━━━━━ DATASET EXTRACT

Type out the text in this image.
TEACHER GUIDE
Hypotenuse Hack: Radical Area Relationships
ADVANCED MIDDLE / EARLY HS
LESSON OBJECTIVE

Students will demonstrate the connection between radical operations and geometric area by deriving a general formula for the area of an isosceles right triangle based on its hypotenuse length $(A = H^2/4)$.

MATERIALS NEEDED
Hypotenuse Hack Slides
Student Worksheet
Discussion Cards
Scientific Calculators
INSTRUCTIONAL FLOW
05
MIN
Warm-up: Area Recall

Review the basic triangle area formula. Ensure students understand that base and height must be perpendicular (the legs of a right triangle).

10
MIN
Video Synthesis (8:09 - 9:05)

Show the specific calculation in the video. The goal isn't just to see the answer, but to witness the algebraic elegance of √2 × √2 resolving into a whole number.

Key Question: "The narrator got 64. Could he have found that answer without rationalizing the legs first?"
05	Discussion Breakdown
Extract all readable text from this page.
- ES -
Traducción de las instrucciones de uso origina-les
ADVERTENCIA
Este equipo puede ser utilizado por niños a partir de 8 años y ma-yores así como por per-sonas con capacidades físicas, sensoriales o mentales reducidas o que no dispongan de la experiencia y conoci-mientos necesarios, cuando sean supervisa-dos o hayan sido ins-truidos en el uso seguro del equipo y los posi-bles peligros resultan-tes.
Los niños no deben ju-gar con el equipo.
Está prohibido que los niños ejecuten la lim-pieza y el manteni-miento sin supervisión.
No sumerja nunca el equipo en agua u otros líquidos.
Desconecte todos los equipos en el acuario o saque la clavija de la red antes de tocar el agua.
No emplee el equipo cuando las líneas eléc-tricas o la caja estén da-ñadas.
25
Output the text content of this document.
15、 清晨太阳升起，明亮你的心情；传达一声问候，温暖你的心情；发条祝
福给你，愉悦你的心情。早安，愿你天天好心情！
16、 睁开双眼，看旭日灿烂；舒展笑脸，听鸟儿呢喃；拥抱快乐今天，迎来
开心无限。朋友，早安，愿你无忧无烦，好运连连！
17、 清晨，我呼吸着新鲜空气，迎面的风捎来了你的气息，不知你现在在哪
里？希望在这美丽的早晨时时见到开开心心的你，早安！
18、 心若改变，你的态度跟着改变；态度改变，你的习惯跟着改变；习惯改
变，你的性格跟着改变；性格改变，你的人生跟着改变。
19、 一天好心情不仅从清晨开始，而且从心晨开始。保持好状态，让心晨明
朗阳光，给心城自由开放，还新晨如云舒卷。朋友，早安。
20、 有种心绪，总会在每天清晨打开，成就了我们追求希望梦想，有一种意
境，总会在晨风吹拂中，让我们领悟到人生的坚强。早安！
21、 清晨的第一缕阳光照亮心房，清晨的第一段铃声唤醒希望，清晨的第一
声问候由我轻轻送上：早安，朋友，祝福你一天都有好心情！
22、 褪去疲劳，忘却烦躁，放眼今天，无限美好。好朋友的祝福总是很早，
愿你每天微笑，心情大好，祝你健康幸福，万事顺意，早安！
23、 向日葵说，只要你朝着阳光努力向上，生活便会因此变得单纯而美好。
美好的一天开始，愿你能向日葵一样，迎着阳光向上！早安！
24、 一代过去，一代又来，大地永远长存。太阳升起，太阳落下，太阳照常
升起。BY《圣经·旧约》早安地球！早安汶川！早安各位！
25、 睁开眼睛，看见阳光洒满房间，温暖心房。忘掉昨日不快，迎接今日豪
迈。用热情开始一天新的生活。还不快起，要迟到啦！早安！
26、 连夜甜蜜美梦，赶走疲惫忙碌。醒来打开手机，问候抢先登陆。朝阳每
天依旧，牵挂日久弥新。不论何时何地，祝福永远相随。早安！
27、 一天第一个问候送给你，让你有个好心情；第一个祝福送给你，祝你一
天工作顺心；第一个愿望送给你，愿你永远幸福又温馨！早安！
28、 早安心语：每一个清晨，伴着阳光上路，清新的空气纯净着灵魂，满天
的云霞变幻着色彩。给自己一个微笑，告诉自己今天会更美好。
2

━━━━━━━━━━

» **TASK DIRECTIONS**:
Starting with the line that contains "Output the text content of this document.", return each line through the last one of the data above, exactly as written and nothing more.

» **THE SOLUTION**:
Output the text content of this document.
15、 清晨太阳升起，明亮你的心情；传达一声问候，温暖你的心情；发条祝
福给你，愉悦你的心情。早安，愿你天天好心情！
16、 睁开双眼，看旭日灿烂；舒展笑脸，听鸟儿呢喃；拥抱快乐今天，迎来
开心无限。朋友，早安，愿你无忧无烦，好运连连！
17、 清晨，我呼吸着新鲜空气，迎面的风捎来了你的气息，不知你现在在哪
里？希望在这美丽的早晨时时见到开开心心的你，早安！
18、 心若改变，你的态度跟着改变；态度改变，你的习惯跟着改变；习惯改
变，你的性格跟着改变；性格改变，你的人生跟着改变。
19、 一天好心情不仅从清晨开始，而且从心晨开始。保持好状态，让心晨明
朗阳光，给心城自由开放，还新晨如云舒卷。朋友，早安。
20、 有种心绪，总会在每天清晨打开，成就了我们追求希望梦想，有一种意
境，总会在晨风吹拂中，让我们领悟到人生的坚强。早安！
21、 清晨的第一缕阳光照亮心房，清晨的第一段铃声唤醒希望，清晨的第一
声问候由我轻轻送上：早安，朋友，祝福你一天都有好心情！
22、 褪去疲劳，忘却烦躁，放眼今天，无限美好。好朋友的祝福总是很早，
愿你每天微笑，心情大好，祝你健康幸福，万事顺意，早安！
23、 向日葵说，只要你朝着阳光努力向上，生活便会因此变得单纯而美好。
美好的一天开始，愿你能向日葵一样，迎着阳光向上！早安！
24、 一代过去，一代又来，大地永远长存。太阳升起，太阳落下，太阳照常
升起。BY《圣经·旧约》早安地球！早安汶川！早安各位！
25、 睁开眼睛，看见阳光洒满房间，温暖心房。忘掉昨日不快，迎接今日豪
迈。用热情开始一天新的生活。还不快起，要迟到啦！早安！
26、 连夜甜蜜美梦，赶走疲惫忙碌。醒来打开手机，问候抢先登陆。朝阳每
天依旧，牵挂日久弥新。不论何时何地，祝福永远相随。早安！
27、 一天第一个问候送给你，让你有个好心情；第一个祝福送给你，祝你一
天工作顺心；第一个愿望送给你，愿你永远幸福又温馨！早安！
28、 早安心语：每一个清晨，伴着阳光上路，清新的空气纯净着灵魂，满天
的云霞变幻着色彩。给自己一个微笑，告诉自己今天会更美好。
2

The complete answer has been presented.